▶ **Exercise objective**:
Within the listing below, locate all lines containing the word "color". Copy each one.

▶ **Task material**:
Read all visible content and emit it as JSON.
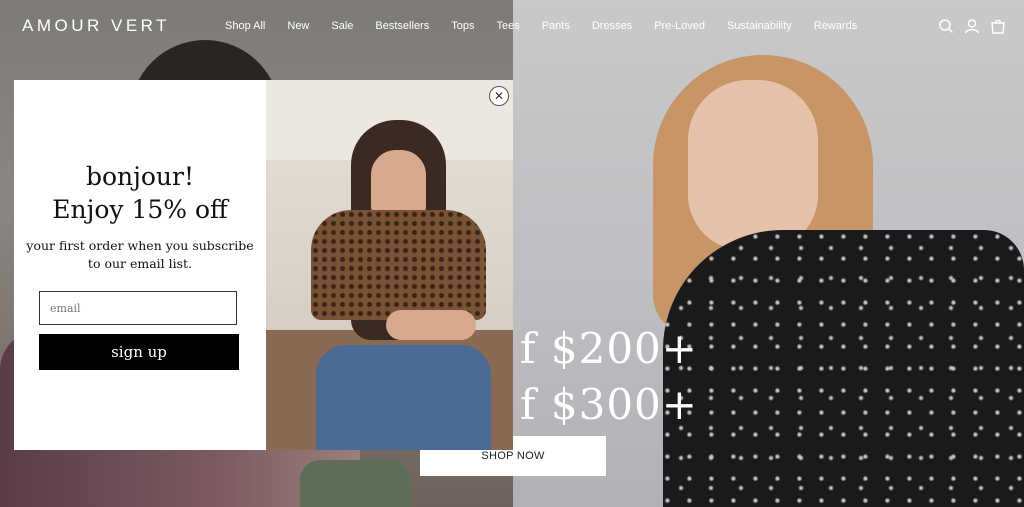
{
  "header": {
    "logo": "AMOUR VERT",
    "nav": [
      "Shop All",
      "New",
      "Sale",
      "Bestsellers",
      "Tops",
      "Tees",
      "Pants",
      "Dresses",
      "Pre-Loved",
      "Sustainability",
      "Rewards"
    ],
    "icons": [
      "search-icon",
      "account-icon",
      "bag-icon"
    ]
  },
  "hero": {
    "line1": "f $200+",
    "line2": "f $300+",
    "cta": "SHOP NOW"
  },
  "modal": {
    "headline_line1": "bonjour!",
    "headline_line2": "Enjoy 15% off",
    "subtext": "your first order when you subscribe to our email list.",
    "email_placeholder": "email",
    "signup_label": "sign up",
    "close_icon": "close-icon"
  }
}
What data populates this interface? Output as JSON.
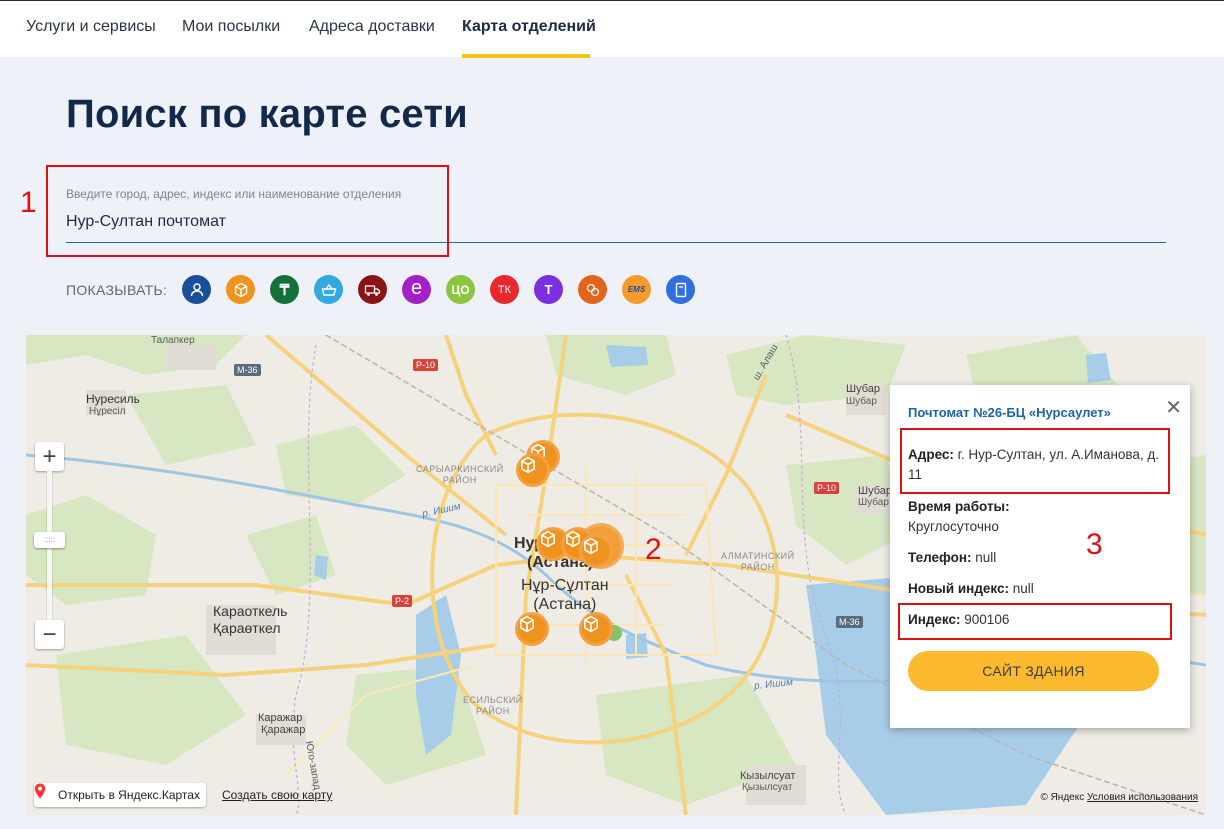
{
  "nav": {
    "tabs": [
      {
        "label": "Услуги и сервисы"
      },
      {
        "label": "Мои посылки"
      },
      {
        "label": "Адреса доставки"
      },
      {
        "label": "Карта отделений",
        "active": true
      }
    ]
  },
  "page": {
    "title": "Поиск по карте сети"
  },
  "search": {
    "placeholder": "Введите город, адрес, индекс или наименование отделения",
    "value": "Нур-Султан почтомат"
  },
  "filters": {
    "label": "ПОКАЗЫВАТЬ:",
    "items": [
      {
        "name": "person",
        "text": "",
        "color": "#1b4f9c"
      },
      {
        "name": "parcel-box",
        "text": "",
        "color": "#f0931e"
      },
      {
        "name": "tenge",
        "text": "₸",
        "color": "#17703a"
      },
      {
        "name": "basket",
        "text": "",
        "color": "#33a9e0"
      },
      {
        "name": "truck",
        "text": "",
        "color": "#8a1414"
      },
      {
        "name": "e-letter",
        "text": "e",
        "color": "#a31fc7"
      },
      {
        "name": "tso",
        "text": "ЦО",
        "color": "#8cc63f"
      },
      {
        "name": "tk",
        "text": "ТК",
        "color": "#e8282d"
      },
      {
        "name": "t-letter",
        "text": "T",
        "color": "#7a2fe0"
      },
      {
        "name": "exchange",
        "text": "",
        "color": "#e5641c"
      },
      {
        "name": "ems",
        "text": "EMS",
        "color": "#f59a2b"
      },
      {
        "name": "locker",
        "text": "",
        "color": "#2f6fe0"
      }
    ]
  },
  "annotations": {
    "one": "1",
    "two": "2",
    "three": "3"
  },
  "map": {
    "labels": {
      "talapker": "Талапкер",
      "nuresil_ru": "Нуресиль",
      "nuresil_kz": "Нұресіл",
      "karaotkel_ru": "Караоткель",
      "karaotkel_kz": "Қараөткел",
      "karazhar_ru": "Каражар",
      "karazhar_kz": "Қаражар",
      "shubar1": "Шубар",
      "shubar2": "Шубар",
      "shubar3": "Шубар",
      "shubar4": "Шубар",
      "kyzylsuat_ru": "Кызылсуат",
      "kyzylsuat_kz": "Қызылсуат",
      "saryarka": "САРЫАРКИНСКИЙ\nРАЙОН",
      "almaty": "АЛМАТИНСКИЙ\nРАЙОН",
      "esil": "ЕСИЛЬСКИЙ\nРАЙОН",
      "city_ru": "Нур-Султан\n(Астана)",
      "city_kz": "Нұр-Сұлтан\n(Астана)",
      "river1": "р. Ишим",
      "river2": "р. Ишим",
      "alash": "ш. Алаш",
      "ugo": "Юго-запад"
    },
    "roads": {
      "m36a": "М-36",
      "p10a": "Р-10",
      "p10b": "Р-10",
      "p2": "Р-2",
      "m36b": "М-36"
    },
    "zoom": {
      "plus": "+",
      "minus": "−",
      "handle": ":::::"
    },
    "open_yandex": "Открыть в Яндекс.Картах",
    "create_map": "Создать свою карту",
    "copyright": "© Яндекс",
    "terms": "Условия использования"
  },
  "popup": {
    "title": "Почтомат №26-БЦ «Нурсаулет»",
    "address_label": "Адрес:",
    "address_value": " г. Нур-Султан, ул. А.Иманова, д. 11",
    "hours_label": "Время работы:",
    "hours_value": "Круглосуточно",
    "phone_label": "Телефон:",
    "phone_value": " null",
    "new_index_label": "Новый индекс:",
    "new_index_value": " null",
    "index_label": "Индекс:",
    "index_value": " 900106",
    "button": "САЙТ ЗДАНИЯ",
    "close": "✕"
  }
}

▶ **Problem solution**:
        "color": "#1b4f9c"
        "color": "#f0931e"
        "color": "#17703a"
        "color": "#33a9e0"
        "color": "#8a1414"
        "color": "#a31fc7"
        "color": "#8cc63f"
        "color": "#e8282d"
        "color": "#7a2fe0"
        "color": "#e5641c"
        "color": "#f59a2b"
        "color": "#2f6fe0"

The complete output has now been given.